==== Records shown

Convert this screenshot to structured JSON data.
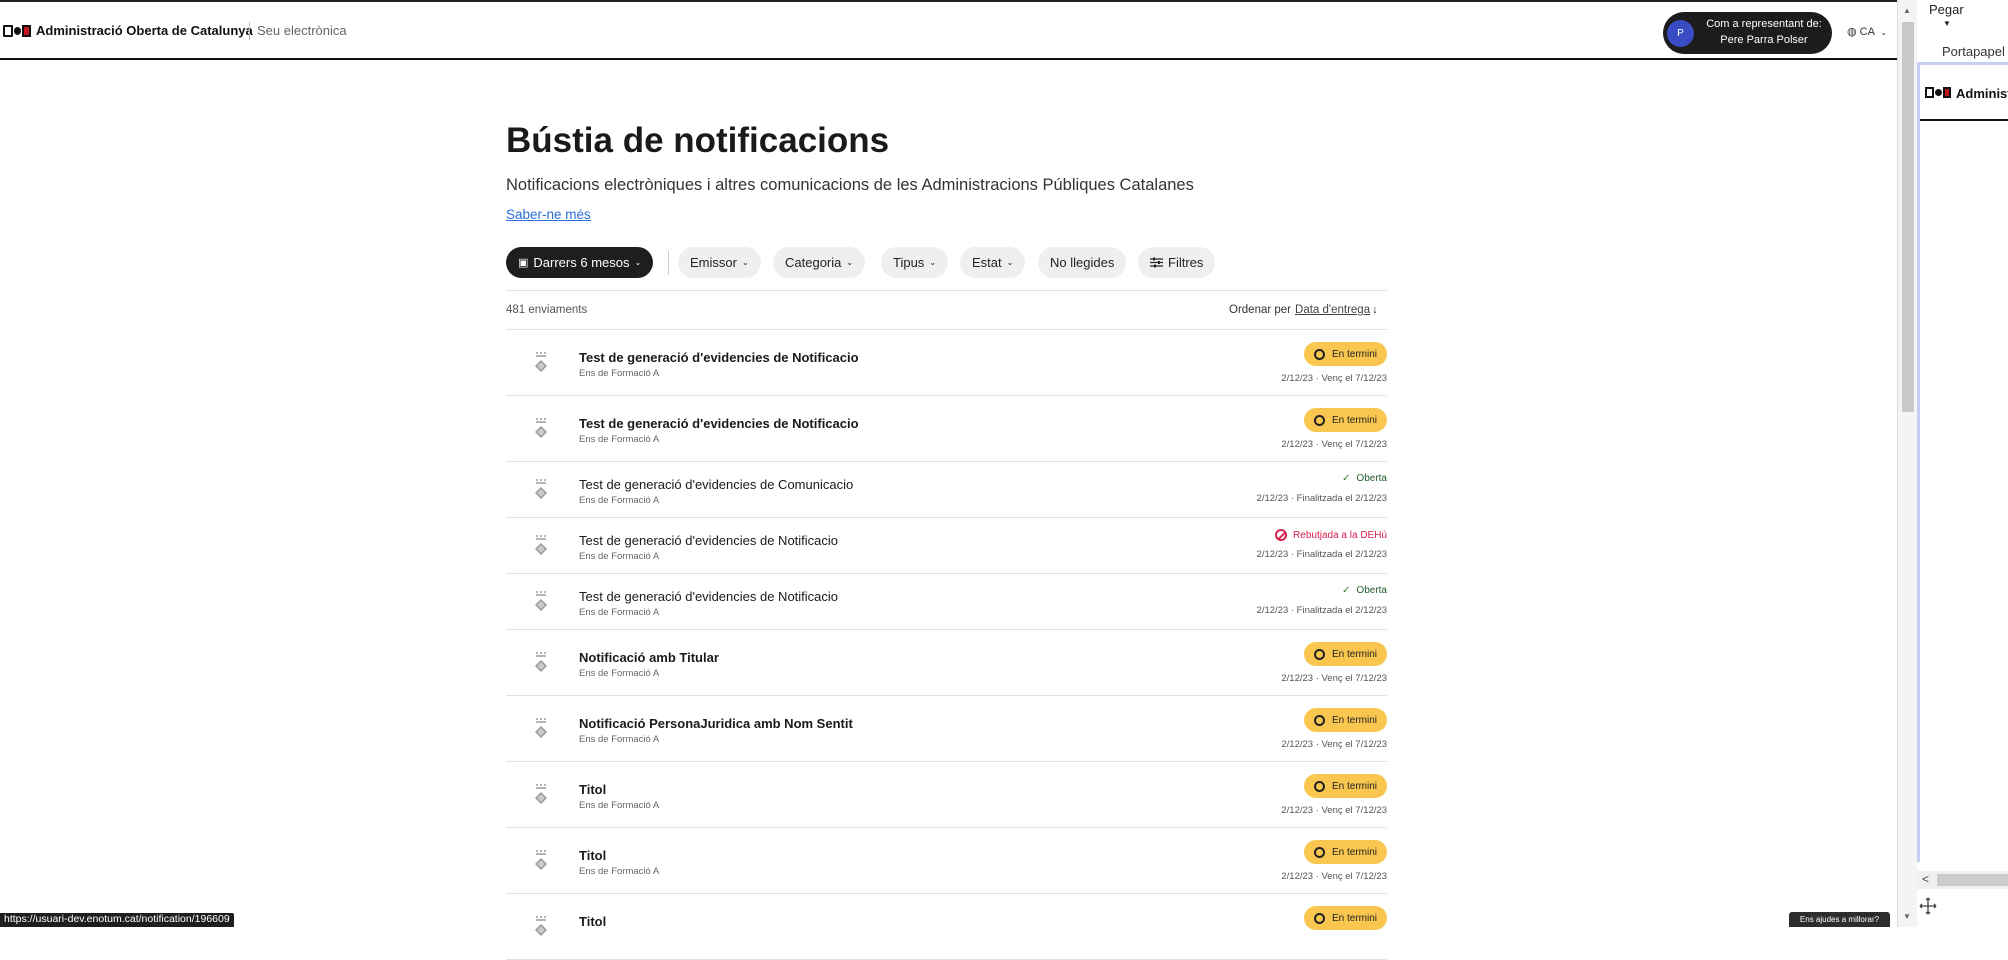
{
  "header": {
    "org_name": "Administració Oberta de Catalunya",
    "seu": "Seu electrònica",
    "representative_line1": "Com a representant de:",
    "representative_line2": "Pere Parra Polser",
    "avatar_initial": "P",
    "language": "CA"
  },
  "side_panel": {
    "paste_label": "Pegar",
    "clipboard_label": "Portapapel",
    "preview_org": "Administ"
  },
  "page": {
    "title": "Bústia de notificacions",
    "subtitle": "Notificacions electròniques i altres comunicacions de les Administracions Públiques Catalanes",
    "learn_more": "Saber-ne més"
  },
  "filters": {
    "period": "Darrers 6 mesos",
    "emissor": "Emissor",
    "categoria": "Categoria",
    "tipus": "Tipus",
    "estat": "Estat",
    "unread": "No llegides",
    "more_filters": "Filtres"
  },
  "list": {
    "count": "481 enviaments",
    "sort_label": "Ordenar per",
    "sort_field": "Data d'entrega",
    "items": [
      {
        "title": "Test de generació d'evidencies de Notificacio",
        "sender": "Ens de Formació A",
        "status": "En termini",
        "date": "2/12/23 · Venç el 7/12/23"
      },
      {
        "title": "Test de generació d'evidencies de Notificacio",
        "sender": "Ens de Formació A",
        "status": "En termini",
        "date": "2/12/23 · Venç el 7/12/23"
      },
      {
        "title": "Test de generació d'evidencies de Comunicacio",
        "sender": "Ens de Formació A",
        "status": "Oberta",
        "date": "2/12/23 · Finalitzada el 2/12/23"
      },
      {
        "title": "Test de generació d'evidencies de Notificacio",
        "sender": "Ens de Formació A",
        "status": "Rebutjada a la DEHú",
        "date": "2/12/23 · Finalitzada el 2/12/23"
      },
      {
        "title": "Test de generació d'evidencies de Notificacio",
        "sender": "Ens de Formació A",
        "status": "Oberta",
        "date": "2/12/23 · Finalitzada el 2/12/23"
      },
      {
        "title": "Notificació amb Titular",
        "sender": "Ens de Formació A",
        "status": "En termini",
        "date": "2/12/23 · Venç el 7/12/23"
      },
      {
        "title": "Notificació PersonaJuridica amb Nom Sentit",
        "sender": "Ens de Formació A",
        "status": "En termini",
        "date": "2/12/23 · Venç el 7/12/23"
      },
      {
        "title": "Titol",
        "sender": "Ens de Formació A",
        "status": "En termini",
        "date": "2/12/23 · Venç el 7/12/23"
      },
      {
        "title": "Titol",
        "sender": "Ens de Formació A",
        "status": "En termini",
        "date": "2/12/23 · Venç el 7/12/23"
      },
      {
        "title": "Titol",
        "status": "En termini"
      }
    ]
  },
  "statusbar": {
    "url": "https://usuari-dev.enotum.cat/notification/196609",
    "help": "Ens ajudes a millorar?"
  },
  "colors": {
    "accent_dark": "#1e1e1e",
    "badge_term": "#f9c74f",
    "status_open": "#2e7d32",
    "status_rejected": "#d6214d",
    "link": "#2a6fd6"
  }
}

========

▶ **Aim**: Reproduce every entry word for word, but omit the pictures.

▶ **Written solution**:
Convert this screenshot to structured JSON data.
{
  "header": {
    "org_name": "Administració Oberta de Catalunya",
    "seu": "Seu electrònica",
    "representative_line1": "Com a representant de:",
    "representative_line2": "Pere Parra Polser",
    "avatar_initial": "P",
    "language": "CA"
  },
  "side_panel": {
    "paste_label": "Pegar",
    "clipboard_label": "Portapapel",
    "preview_org": "Administ"
  },
  "page": {
    "title": "Bústia de notificacions",
    "subtitle": "Notificacions electròniques i altres comunicacions de les Administracions Públiques Catalanes",
    "learn_more": "Saber-ne més"
  },
  "filters": {
    "period": "Darrers 6 mesos",
    "emissor": "Emissor",
    "categoria": "Categoria",
    "tipus": "Tipus",
    "estat": "Estat",
    "unread": "No llegides",
    "more_filters": "Filtres"
  },
  "list": {
    "count": "481 enviaments",
    "sort_label": "Ordenar per",
    "sort_field": "Data d'entrega",
    "items": [
      {
        "title": "Test de generació d'evidencies de Notificacio",
        "sender": "Ens de Formació A",
        "status": "En termini",
        "date": "2/12/23 · Venç el 7/12/23"
      },
      {
        "title": "Test de generació d'evidencies de Notificacio",
        "sender": "Ens de Formació A",
        "status": "En termini",
        "date": "2/12/23 · Venç el 7/12/23"
      },
      {
        "title": "Test de generació d'evidencies de Comunicacio",
        "sender": "Ens de Formació A",
        "status": "Oberta",
        "date": "2/12/23 · Finalitzada el 2/12/23"
      },
      {
        "title": "Test de generació d'evidencies de Notificacio",
        "sender": "Ens de Formació A",
        "status": "Rebutjada a la DEHú",
        "date": "2/12/23 · Finalitzada el 2/12/23"
      },
      {
        "title": "Test de generació d'evidencies de Notificacio",
        "sender": "Ens de Formació A",
        "status": "Oberta",
        "date": "2/12/23 · Finalitzada el 2/12/23"
      },
      {
        "title": "Notificació amb Titular",
        "sender": "Ens de Formació A",
        "status": "En termini",
        "date": "2/12/23 · Venç el 7/12/23"
      },
      {
        "title": "Notificació PersonaJuridica amb Nom Sentit",
        "sender": "Ens de Formació A",
        "status": "En termini",
        "date": "2/12/23 · Venç el 7/12/23"
      },
      {
        "title": "Titol",
        "sender": "Ens de Formació A",
        "status": "En termini",
        "date": "2/12/23 · Venç el 7/12/23"
      },
      {
        "title": "Titol",
        "sender": "Ens de Formació A",
        "status": "En termini",
        "date": "2/12/23 · Venç el 7/12/23"
      },
      {
        "title": "Titol",
        "status": "En termini"
      }
    ]
  },
  "statusbar": {
    "url": "https://usuari-dev.enotum.cat/notification/196609",
    "help": "Ens ajudes a millorar?"
  },
  "colors": {
    "accent_dark": "#1e1e1e",
    "badge_term": "#f9c74f",
    "status_open": "#2e7d32",
    "status_rejected": "#d6214d",
    "link": "#2a6fd6"
  }
}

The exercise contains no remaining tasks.